%%
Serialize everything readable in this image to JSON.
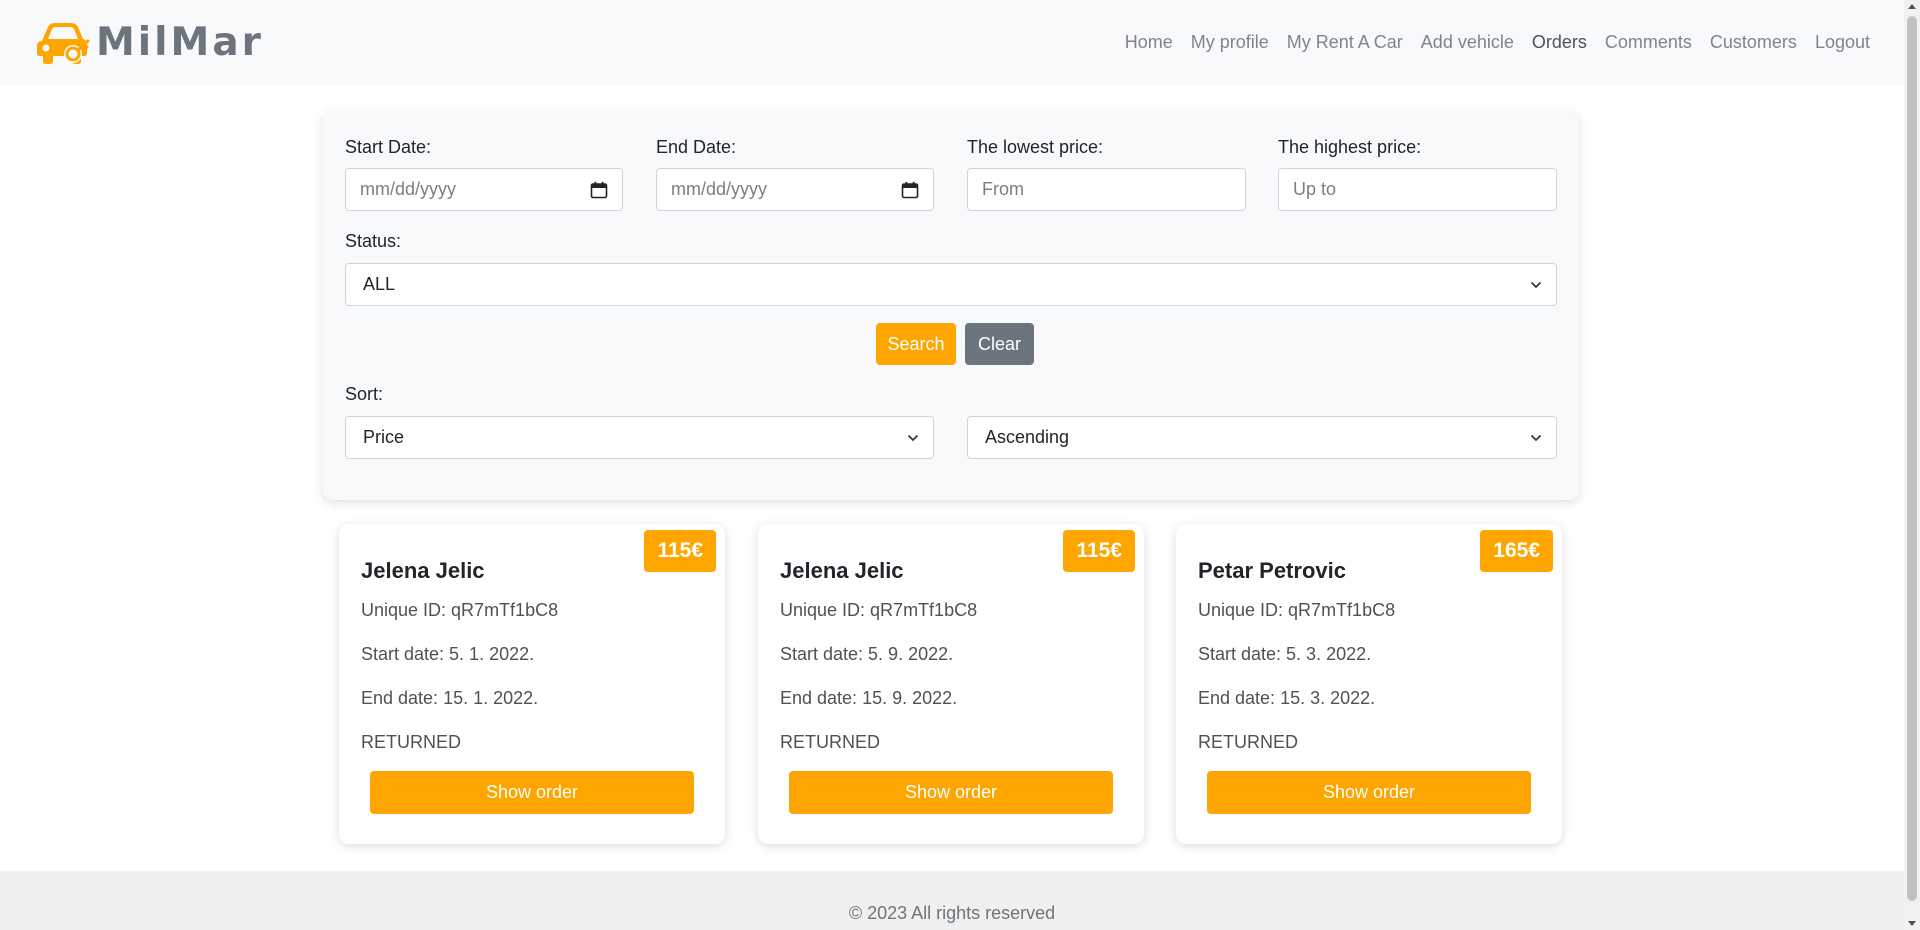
{
  "brand": {
    "name": "MilMar",
    "logo_icon": "car-key-icon",
    "accent": "#ffa500"
  },
  "nav": {
    "items": [
      {
        "label": "Home"
      },
      {
        "label": "My profile"
      },
      {
        "label": "My Rent A Car"
      },
      {
        "label": "Add vehicle"
      },
      {
        "label": "Orders",
        "active": true
      },
      {
        "label": "Comments"
      },
      {
        "label": "Customers"
      },
      {
        "label": "Logout"
      }
    ]
  },
  "filters": {
    "start_date": {
      "label": "Start Date:",
      "placeholder": "mm/dd/yyyy"
    },
    "end_date": {
      "label": "End Date:",
      "placeholder": "mm/dd/yyyy"
    },
    "lowest_price": {
      "label": "The lowest price:",
      "placeholder": "From"
    },
    "highest_price": {
      "label": "The highest price:",
      "placeholder": "Up to"
    },
    "status": {
      "label": "Status:",
      "value": "ALL"
    },
    "search_label": "Search",
    "clear_label": "Clear",
    "sort": {
      "label": "Sort:",
      "field": "Price",
      "direction": "Ascending"
    }
  },
  "orders": [
    {
      "price": "115€",
      "name": "Jelena Jelic",
      "unique_id": "Unique ID: qR7mTf1bC8",
      "start": "Start date: 5. 1. 2022.",
      "end": "End date: 15. 1. 2022.",
      "status": "RETURNED",
      "button": "Show order"
    },
    {
      "price": "115€",
      "name": "Jelena Jelic",
      "unique_id": "Unique ID: qR7mTf1bC8",
      "start": "Start date: 5. 9. 2022.",
      "end": "End date: 15. 9. 2022.",
      "status": "RETURNED",
      "button": "Show order"
    },
    {
      "price": "165€",
      "name": "Petar Petrovic",
      "unique_id": "Unique ID: qR7mTf1bC8",
      "start": "Start date: 5. 3. 2022.",
      "end": "End date: 15. 3. 2022.",
      "status": "RETURNED",
      "button": "Show order"
    }
  ],
  "footer": {
    "text": "© 2023 All rights reserved"
  }
}
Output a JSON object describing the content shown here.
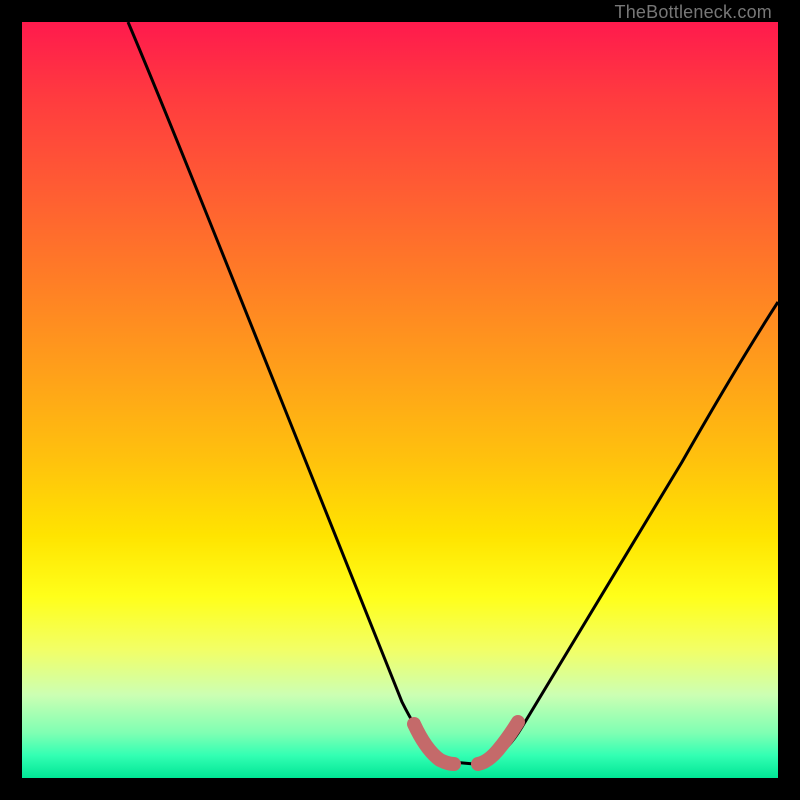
{
  "watermark": "TheBottleneck.com",
  "chart_data": {
    "type": "line",
    "title": "",
    "xlabel": "",
    "ylabel": "",
    "xlim": [
      0,
      100
    ],
    "ylim": [
      0,
      100
    ],
    "grid": false,
    "legend": false,
    "background_gradient": {
      "top": "#ff1a4d",
      "mid": "#ffe400",
      "bottom": "#00e695"
    },
    "series": [
      {
        "name": "bottleneck-curve",
        "note": "Y is percent height from top (0) to bottom (100); X is percent position left→right.",
        "x": [
          14,
          18,
          24,
          30,
          36,
          42,
          48,
          52,
          54,
          56,
          58,
          60,
          62,
          64,
          66,
          70,
          76,
          82,
          88,
          94,
          100
        ],
        "y": [
          0,
          10,
          24,
          38,
          52,
          65,
          78,
          87,
          92,
          95,
          97,
          98,
          98,
          97,
          95,
          91,
          82,
          72,
          61,
          49,
          38
        ]
      }
    ],
    "minimum_marker": {
      "x_range": [
        52,
        64
      ],
      "color": "#c46a6a",
      "shape": "thick-broken-V"
    }
  }
}
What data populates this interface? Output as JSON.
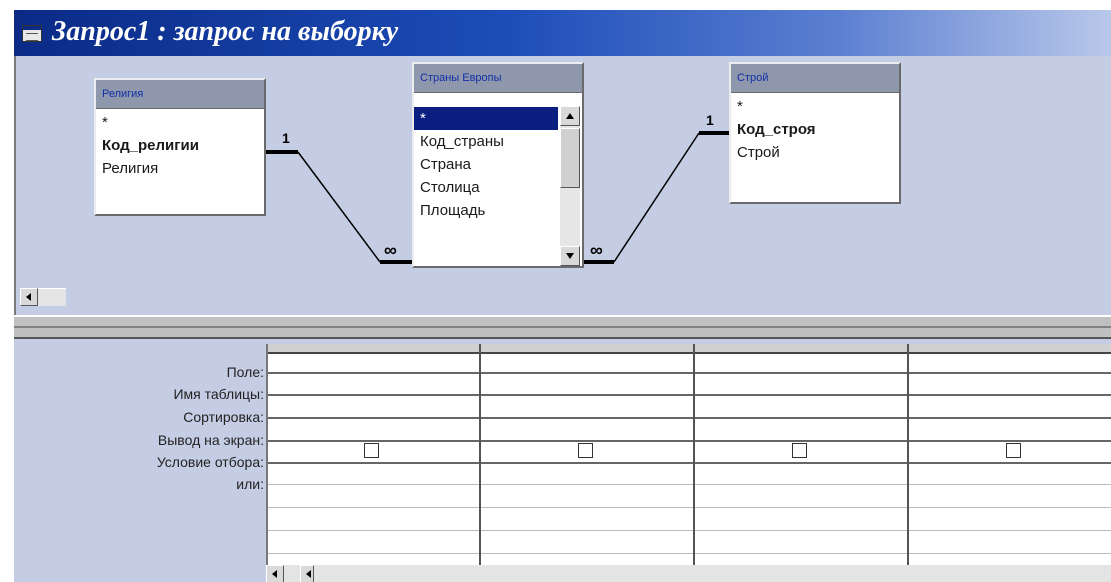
{
  "window": {
    "title": "Запрос1 : запрос на выборку",
    "icon": "query-window-icon"
  },
  "tables": [
    {
      "title": "Религия",
      "fields": [
        {
          "label": "*",
          "key": false
        },
        {
          "label": "Код_религии",
          "key": true
        },
        {
          "label": "Религия",
          "key": false
        }
      ]
    },
    {
      "title": "Страны Европы",
      "fields": [
        {
          "label": "*",
          "key": false
        },
        {
          "label": "Код_страны",
          "key": false
        },
        {
          "label": "Страна",
          "key": false
        },
        {
          "label": "Столица",
          "key": false
        },
        {
          "label": "Площадь",
          "key": false
        }
      ],
      "selected_field": "*"
    },
    {
      "title": "Строй",
      "fields": [
        {
          "label": "*",
          "key": false
        },
        {
          "label": "Код_строя",
          "key": true
        },
        {
          "label": "Строй",
          "key": false
        }
      ]
    }
  ],
  "relationships": [
    {
      "one": "1",
      "many": "∞"
    },
    {
      "one": "1",
      "many": "∞"
    }
  ],
  "grid": {
    "row_labels": [
      "Поле:",
      "Имя таблицы:",
      "Сортировка:",
      "Вывод на экран:",
      "Условие отбора:",
      "или:"
    ],
    "columns": 4
  },
  "colors": {
    "titlebar_start": "#0a2a86",
    "pane_background": "#c5cde4",
    "selection": "#0a1f80"
  }
}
%%
- OBJECTIVE: Print the lines from the one holding "What data populates" through the last line of the records, word for word, and omit the pictures.

- EXPECTED ANSWER:
What data populates this interface? Output as JSON.
{
  "window": {
    "title": "Запрос1 : запрос на выборку",
    "icon": "query-window-icon"
  },
  "tables": [
    {
      "title": "Религия",
      "fields": [
        {
          "label": "*",
          "key": false
        },
        {
          "label": "Код_религии",
          "key": true
        },
        {
          "label": "Религия",
          "key": false
        }
      ]
    },
    {
      "title": "Страны Европы",
      "fields": [
        {
          "label": "*",
          "key": false
        },
        {
          "label": "Код_страны",
          "key": false
        },
        {
          "label": "Страна",
          "key": false
        },
        {
          "label": "Столица",
          "key": false
        },
        {
          "label": "Площадь",
          "key": false
        }
      ],
      "selected_field": "*"
    },
    {
      "title": "Строй",
      "fields": [
        {
          "label": "*",
          "key": false
        },
        {
          "label": "Код_строя",
          "key": true
        },
        {
          "label": "Строй",
          "key": false
        }
      ]
    }
  ],
  "relationships": [
    {
      "one": "1",
      "many": "∞"
    },
    {
      "one": "1",
      "many": "∞"
    }
  ],
  "grid": {
    "row_labels": [
      "Поле:",
      "Имя таблицы:",
      "Сортировка:",
      "Вывод на экран:",
      "Условие отбора:",
      "или:"
    ],
    "columns": 4
  },
  "colors": {
    "titlebar_start": "#0a2a86",
    "pane_background": "#c5cde4",
    "selection": "#0a1f80"
  }
}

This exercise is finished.